> [Text shown]:
Pro skaters pull tricks on (and beyond) the pavement on this real-life hoverboard – at a distance, one might mistake their rides for normal skateboards, except for the steam from liquid nitrogen cooling superconductors to negative 320 degrees. Completing the futuristic scene, hovering drone cameras can be seen floating into and out of view, capturing wide-angle views and close-up shots of the gravity-defying skateboarders in action.

hoverboard park

Developed by Lexus, getting the hang of this electromagnetic contraption is still not trivial, even for professionals, as many falls and bails illustrate in the video above. Considering the challenge of relearning a fundamentally difference set of balancing variables, though, these skaters do quite well for themselves, even managing a few rail slides and to coast across a body of water.

> [Required work]:
1 – Render this sentence from the text about the hoverboard skaters in Spanish: "Completing the futuristic scene, hovering drone cameras can be seen floating into and out of view, capturing wide-angle views and close-up shots of the gravity-defying skateboarders in action."
2 – Extend the text about the hoverboard skaters with a few sentences that pick up after its last one.

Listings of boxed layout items
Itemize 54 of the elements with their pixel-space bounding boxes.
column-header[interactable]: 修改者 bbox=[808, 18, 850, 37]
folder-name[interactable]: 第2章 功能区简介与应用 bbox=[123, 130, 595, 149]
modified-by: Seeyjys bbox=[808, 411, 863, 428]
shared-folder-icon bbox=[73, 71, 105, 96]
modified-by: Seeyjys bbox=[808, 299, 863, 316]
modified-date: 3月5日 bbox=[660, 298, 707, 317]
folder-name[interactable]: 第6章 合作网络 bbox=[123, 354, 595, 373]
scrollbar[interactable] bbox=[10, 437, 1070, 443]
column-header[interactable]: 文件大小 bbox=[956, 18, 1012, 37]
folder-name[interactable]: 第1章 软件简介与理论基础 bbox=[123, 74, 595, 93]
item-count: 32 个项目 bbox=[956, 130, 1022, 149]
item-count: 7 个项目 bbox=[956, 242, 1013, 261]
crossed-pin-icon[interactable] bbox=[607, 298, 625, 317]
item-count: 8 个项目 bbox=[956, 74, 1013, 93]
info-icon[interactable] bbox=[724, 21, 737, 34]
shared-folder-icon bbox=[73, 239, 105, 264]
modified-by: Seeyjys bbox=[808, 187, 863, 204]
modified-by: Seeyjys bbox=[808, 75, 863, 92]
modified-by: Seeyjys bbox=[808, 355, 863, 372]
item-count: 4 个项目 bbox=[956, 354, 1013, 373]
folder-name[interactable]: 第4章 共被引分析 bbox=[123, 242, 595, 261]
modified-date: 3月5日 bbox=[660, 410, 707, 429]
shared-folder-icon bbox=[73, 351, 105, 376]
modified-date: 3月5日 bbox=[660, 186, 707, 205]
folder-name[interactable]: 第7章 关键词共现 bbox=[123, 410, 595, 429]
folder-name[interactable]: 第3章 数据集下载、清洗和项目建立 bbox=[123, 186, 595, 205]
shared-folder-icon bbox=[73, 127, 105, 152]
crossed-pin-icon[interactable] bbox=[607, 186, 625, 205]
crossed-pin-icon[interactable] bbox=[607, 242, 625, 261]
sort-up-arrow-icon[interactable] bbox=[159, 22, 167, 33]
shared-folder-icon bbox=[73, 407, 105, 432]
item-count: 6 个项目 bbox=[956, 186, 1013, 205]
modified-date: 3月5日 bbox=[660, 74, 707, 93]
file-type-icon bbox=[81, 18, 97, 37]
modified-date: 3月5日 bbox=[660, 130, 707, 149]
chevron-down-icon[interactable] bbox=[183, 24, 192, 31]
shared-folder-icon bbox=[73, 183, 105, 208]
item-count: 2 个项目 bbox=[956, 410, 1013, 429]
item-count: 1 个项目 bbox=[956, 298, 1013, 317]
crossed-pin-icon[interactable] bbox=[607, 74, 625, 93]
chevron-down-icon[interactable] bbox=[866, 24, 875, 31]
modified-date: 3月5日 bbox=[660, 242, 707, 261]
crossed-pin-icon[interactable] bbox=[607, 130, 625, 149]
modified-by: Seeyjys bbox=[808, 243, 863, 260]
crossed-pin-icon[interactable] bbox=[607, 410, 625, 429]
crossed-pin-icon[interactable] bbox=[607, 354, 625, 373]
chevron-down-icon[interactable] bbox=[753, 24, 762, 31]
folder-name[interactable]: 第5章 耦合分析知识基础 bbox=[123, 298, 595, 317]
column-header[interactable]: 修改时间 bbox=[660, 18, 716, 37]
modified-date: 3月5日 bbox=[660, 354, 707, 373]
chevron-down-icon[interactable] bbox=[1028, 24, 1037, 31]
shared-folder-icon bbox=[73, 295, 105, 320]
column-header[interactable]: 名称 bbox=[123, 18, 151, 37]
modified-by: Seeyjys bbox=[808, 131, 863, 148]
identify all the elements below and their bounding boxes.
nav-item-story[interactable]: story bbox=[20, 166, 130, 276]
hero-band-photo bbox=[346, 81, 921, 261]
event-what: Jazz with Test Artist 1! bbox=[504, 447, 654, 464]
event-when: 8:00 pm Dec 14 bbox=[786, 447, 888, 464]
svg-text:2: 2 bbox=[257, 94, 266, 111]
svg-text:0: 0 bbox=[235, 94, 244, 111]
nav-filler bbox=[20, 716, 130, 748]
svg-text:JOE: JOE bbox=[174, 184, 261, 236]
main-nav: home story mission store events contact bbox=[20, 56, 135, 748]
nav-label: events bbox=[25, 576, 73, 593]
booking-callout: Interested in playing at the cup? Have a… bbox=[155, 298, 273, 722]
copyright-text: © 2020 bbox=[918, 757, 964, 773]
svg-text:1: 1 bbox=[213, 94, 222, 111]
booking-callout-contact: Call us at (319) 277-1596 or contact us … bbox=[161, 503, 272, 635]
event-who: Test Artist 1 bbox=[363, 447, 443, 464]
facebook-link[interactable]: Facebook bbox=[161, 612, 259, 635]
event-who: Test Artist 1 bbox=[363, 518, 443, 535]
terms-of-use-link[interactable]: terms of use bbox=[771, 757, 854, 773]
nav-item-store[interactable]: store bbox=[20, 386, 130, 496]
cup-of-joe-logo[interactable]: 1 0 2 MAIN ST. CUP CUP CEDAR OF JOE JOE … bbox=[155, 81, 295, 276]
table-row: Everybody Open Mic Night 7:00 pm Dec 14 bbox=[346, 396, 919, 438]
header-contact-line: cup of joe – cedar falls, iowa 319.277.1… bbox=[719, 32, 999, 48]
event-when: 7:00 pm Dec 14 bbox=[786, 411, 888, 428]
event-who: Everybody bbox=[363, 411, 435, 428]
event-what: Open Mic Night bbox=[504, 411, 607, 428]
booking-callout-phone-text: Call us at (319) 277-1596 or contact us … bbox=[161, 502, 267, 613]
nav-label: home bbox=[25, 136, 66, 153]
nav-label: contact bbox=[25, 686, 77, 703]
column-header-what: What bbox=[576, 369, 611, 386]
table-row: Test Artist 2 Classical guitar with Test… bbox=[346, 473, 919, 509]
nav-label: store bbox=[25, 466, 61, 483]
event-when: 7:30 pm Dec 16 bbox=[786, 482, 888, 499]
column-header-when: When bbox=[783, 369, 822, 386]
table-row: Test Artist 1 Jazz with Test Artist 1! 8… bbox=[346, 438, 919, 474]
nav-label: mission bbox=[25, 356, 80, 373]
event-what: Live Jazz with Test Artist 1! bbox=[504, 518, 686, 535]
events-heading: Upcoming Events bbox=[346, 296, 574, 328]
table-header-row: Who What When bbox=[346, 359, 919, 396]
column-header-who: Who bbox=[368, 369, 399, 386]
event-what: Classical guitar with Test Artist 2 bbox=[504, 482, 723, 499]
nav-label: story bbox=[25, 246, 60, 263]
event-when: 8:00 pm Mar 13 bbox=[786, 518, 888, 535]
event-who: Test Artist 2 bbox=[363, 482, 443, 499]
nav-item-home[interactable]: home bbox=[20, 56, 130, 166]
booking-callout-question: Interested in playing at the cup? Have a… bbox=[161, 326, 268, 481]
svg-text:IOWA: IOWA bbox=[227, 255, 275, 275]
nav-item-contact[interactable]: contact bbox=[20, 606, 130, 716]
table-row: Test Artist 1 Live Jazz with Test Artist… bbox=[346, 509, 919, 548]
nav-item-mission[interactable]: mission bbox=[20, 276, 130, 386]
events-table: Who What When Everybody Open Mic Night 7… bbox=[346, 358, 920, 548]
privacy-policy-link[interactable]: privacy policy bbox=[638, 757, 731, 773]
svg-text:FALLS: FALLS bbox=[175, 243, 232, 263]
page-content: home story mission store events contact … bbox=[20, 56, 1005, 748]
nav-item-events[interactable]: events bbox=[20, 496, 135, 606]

> [Written responses]:
1 – Completando la escena futurista, se pueden ver cámaras de drones suspendidas en el aire que entran y salen del encuadre, captando tomas de gran angular y primeros planos de los skaters que desafían la gravedad en plena acción.

2 –
hoverboard lexus

hoverboard bowl

The device does, however, come with a significant catch: like other similar inventions, it relies on a metallic subsurface to function – the depiction of this scene as taking place a typical skateboard is alas somewhat misleading.

hoverboard pavement

hoverboard jump

Out in the real world, there are limited environments where one might actually make this work. That being said, infrastructure changes, and should this take off as a recreational sport, new parks could be designed around these devices as well. At the very least, this one is a few steps past the Hendo in terms of technological compactness, robustness, stability and, of course, an outdoor demo to get people excited.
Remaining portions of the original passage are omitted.